-- begin --

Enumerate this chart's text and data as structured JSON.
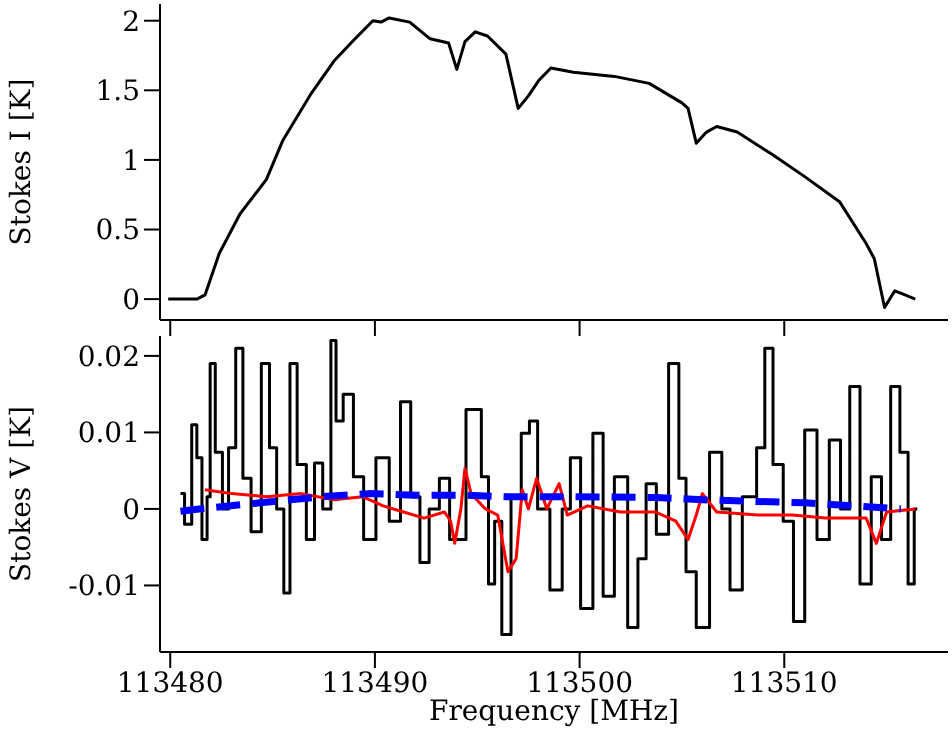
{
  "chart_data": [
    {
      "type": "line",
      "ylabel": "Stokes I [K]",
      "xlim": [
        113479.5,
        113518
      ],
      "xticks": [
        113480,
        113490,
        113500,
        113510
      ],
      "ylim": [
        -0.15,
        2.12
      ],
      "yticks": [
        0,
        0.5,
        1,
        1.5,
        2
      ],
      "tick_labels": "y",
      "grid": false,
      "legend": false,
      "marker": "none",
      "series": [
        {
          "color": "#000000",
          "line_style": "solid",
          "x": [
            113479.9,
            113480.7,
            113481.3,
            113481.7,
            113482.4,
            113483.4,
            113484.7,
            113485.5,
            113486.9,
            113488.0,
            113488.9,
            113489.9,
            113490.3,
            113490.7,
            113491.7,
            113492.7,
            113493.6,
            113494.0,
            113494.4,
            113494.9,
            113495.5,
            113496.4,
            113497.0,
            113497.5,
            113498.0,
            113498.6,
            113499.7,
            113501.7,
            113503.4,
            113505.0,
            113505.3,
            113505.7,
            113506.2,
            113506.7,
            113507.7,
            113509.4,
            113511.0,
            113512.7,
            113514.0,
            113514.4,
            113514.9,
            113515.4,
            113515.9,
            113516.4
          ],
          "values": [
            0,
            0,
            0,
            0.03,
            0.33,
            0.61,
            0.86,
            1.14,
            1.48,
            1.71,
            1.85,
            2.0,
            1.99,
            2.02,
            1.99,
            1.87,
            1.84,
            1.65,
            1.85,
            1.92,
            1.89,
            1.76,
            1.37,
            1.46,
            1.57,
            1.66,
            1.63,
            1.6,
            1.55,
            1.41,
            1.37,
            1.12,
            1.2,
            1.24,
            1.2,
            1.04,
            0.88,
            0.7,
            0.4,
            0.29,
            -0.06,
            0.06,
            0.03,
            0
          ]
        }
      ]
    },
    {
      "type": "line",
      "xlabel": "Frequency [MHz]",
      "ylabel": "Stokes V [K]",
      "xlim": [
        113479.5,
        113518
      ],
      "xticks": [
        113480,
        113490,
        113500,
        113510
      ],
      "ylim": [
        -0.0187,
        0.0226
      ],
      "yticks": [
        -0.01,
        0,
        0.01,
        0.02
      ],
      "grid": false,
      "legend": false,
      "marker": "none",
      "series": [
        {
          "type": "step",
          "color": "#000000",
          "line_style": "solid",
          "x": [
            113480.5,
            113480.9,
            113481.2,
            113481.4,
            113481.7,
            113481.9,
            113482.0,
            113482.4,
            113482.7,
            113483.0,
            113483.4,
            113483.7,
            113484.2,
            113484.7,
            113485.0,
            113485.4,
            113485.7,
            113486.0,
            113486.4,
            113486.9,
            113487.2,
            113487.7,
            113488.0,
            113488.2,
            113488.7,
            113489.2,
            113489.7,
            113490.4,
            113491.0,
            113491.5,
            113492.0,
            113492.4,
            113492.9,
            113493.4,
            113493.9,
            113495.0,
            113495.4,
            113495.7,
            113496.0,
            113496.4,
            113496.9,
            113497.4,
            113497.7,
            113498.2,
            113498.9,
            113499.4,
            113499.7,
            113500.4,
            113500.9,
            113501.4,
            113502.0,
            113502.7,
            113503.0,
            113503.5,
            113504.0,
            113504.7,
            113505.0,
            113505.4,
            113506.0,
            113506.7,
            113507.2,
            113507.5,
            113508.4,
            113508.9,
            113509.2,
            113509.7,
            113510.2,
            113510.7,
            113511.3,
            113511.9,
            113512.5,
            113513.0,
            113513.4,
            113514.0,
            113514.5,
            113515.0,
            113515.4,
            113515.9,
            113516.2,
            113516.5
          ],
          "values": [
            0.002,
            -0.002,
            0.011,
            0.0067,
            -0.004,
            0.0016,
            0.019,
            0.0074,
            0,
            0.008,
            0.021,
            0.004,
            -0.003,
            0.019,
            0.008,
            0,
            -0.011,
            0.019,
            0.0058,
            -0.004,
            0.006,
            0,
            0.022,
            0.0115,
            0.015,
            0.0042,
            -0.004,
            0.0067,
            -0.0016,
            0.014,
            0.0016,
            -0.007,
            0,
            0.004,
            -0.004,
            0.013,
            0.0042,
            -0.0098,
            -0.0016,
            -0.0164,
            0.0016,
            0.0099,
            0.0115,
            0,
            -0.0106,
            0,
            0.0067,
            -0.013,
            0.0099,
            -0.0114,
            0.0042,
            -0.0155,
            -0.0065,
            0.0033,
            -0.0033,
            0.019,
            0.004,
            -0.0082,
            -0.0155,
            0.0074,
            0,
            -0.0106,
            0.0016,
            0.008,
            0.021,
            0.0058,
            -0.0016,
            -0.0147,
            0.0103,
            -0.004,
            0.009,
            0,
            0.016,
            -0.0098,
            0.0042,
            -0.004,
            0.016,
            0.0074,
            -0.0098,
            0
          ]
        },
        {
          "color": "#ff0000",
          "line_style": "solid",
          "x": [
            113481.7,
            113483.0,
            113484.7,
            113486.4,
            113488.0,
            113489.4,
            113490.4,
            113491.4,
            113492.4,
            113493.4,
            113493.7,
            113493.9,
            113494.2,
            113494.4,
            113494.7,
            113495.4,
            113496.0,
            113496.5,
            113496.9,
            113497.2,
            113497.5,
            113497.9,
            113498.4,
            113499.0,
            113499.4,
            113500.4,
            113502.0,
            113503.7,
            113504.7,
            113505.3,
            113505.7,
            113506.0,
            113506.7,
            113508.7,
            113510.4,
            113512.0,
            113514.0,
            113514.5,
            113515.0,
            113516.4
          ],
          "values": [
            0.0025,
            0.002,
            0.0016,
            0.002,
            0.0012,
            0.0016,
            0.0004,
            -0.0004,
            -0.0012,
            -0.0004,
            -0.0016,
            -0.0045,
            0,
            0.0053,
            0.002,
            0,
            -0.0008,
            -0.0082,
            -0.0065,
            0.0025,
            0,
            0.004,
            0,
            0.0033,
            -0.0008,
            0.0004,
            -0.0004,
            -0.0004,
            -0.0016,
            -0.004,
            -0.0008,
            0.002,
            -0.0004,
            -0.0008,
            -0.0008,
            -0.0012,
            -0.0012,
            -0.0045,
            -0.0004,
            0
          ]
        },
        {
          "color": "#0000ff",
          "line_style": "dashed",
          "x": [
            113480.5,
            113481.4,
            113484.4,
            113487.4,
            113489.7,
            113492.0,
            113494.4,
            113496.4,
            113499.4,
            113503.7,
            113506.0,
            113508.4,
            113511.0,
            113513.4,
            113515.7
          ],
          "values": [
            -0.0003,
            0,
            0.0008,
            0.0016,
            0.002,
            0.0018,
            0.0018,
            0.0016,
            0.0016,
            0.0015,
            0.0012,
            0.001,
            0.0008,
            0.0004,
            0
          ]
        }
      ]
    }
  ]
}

-- end --
-- begin --

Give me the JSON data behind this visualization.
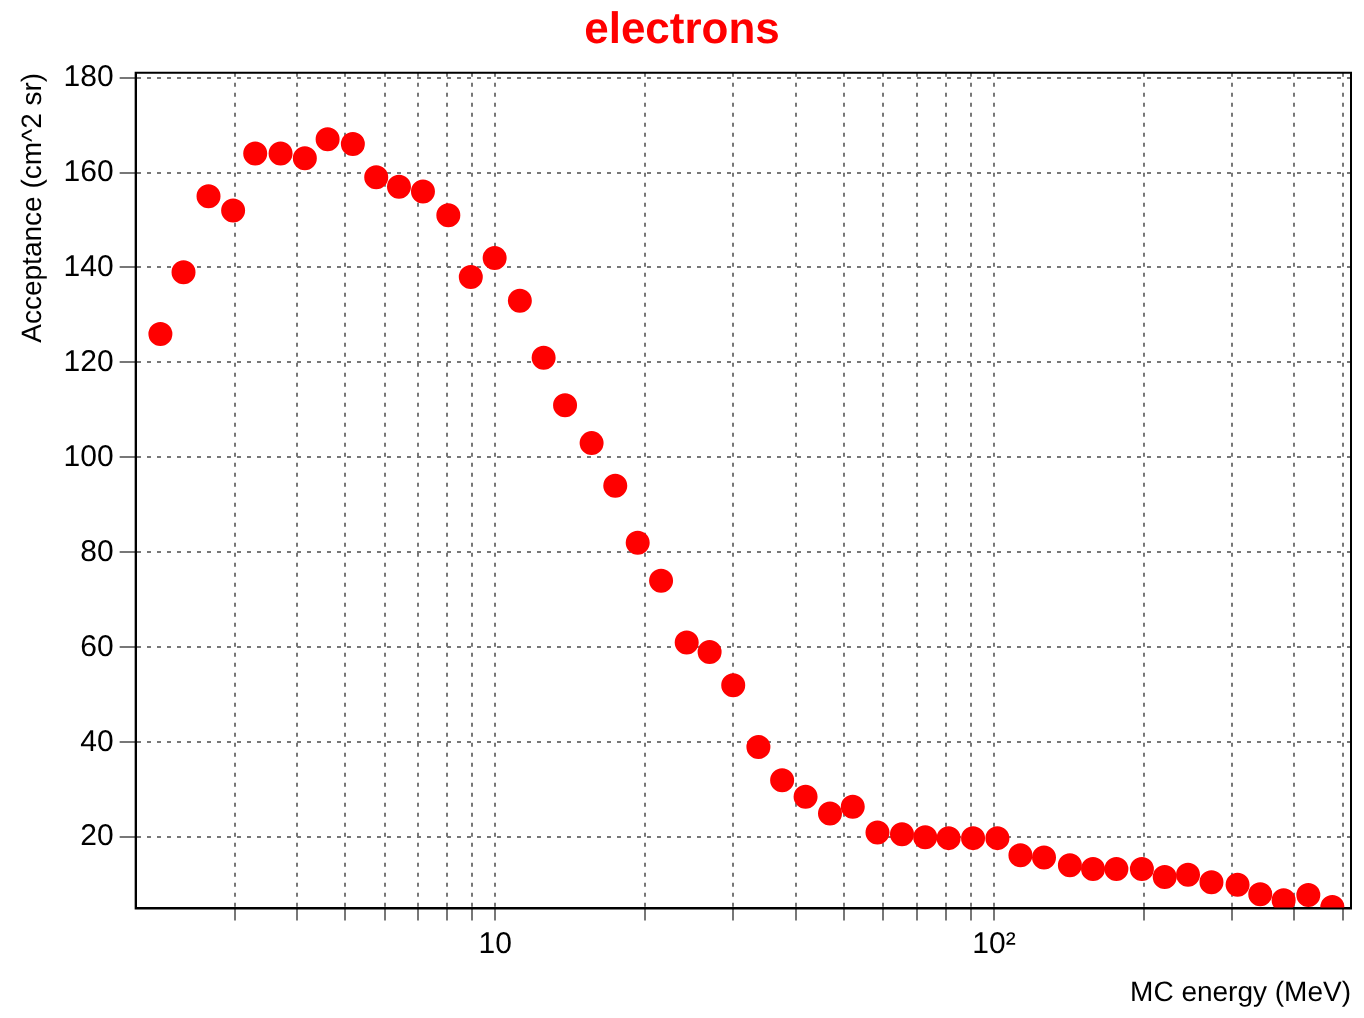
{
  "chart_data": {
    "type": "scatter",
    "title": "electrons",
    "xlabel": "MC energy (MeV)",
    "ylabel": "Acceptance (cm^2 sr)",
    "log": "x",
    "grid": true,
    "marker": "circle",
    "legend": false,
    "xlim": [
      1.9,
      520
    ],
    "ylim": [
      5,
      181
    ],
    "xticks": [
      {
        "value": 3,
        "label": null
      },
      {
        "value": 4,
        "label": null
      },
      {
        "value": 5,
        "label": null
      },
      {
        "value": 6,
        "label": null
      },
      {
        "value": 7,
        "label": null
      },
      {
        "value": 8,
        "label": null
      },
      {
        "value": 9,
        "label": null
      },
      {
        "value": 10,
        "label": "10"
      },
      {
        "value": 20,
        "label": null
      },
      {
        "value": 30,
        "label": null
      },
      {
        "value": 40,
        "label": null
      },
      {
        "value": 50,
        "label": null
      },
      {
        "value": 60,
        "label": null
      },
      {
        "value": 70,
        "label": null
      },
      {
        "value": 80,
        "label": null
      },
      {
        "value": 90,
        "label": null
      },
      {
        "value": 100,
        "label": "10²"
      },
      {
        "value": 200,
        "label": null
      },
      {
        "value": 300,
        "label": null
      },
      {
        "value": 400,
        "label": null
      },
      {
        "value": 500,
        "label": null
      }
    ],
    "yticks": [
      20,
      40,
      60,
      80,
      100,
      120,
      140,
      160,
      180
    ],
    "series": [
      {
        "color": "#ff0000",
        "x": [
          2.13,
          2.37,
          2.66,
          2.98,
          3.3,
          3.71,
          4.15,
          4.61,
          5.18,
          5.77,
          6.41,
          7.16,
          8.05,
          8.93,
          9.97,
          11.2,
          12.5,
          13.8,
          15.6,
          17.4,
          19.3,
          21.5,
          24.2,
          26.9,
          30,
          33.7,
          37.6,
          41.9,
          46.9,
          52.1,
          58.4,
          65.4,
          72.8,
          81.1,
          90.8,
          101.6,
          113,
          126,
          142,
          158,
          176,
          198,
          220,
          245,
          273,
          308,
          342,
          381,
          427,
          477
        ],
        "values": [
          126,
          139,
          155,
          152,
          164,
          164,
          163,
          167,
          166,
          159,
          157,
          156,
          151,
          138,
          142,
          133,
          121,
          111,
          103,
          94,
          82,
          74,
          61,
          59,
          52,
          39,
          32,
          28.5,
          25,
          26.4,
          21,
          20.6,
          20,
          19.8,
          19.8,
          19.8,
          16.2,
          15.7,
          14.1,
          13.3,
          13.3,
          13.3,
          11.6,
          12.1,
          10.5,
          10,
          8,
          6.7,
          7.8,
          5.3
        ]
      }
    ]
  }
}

-- end --

Work to be completed: Show each line of the listing that holds the string "ylabel".

Problem solution:
      "ylabel": "Stokes I [K]",
      "ylabel": "Stokes V [K]",
    "ylabel": "Acceptance (cm^2 sr)",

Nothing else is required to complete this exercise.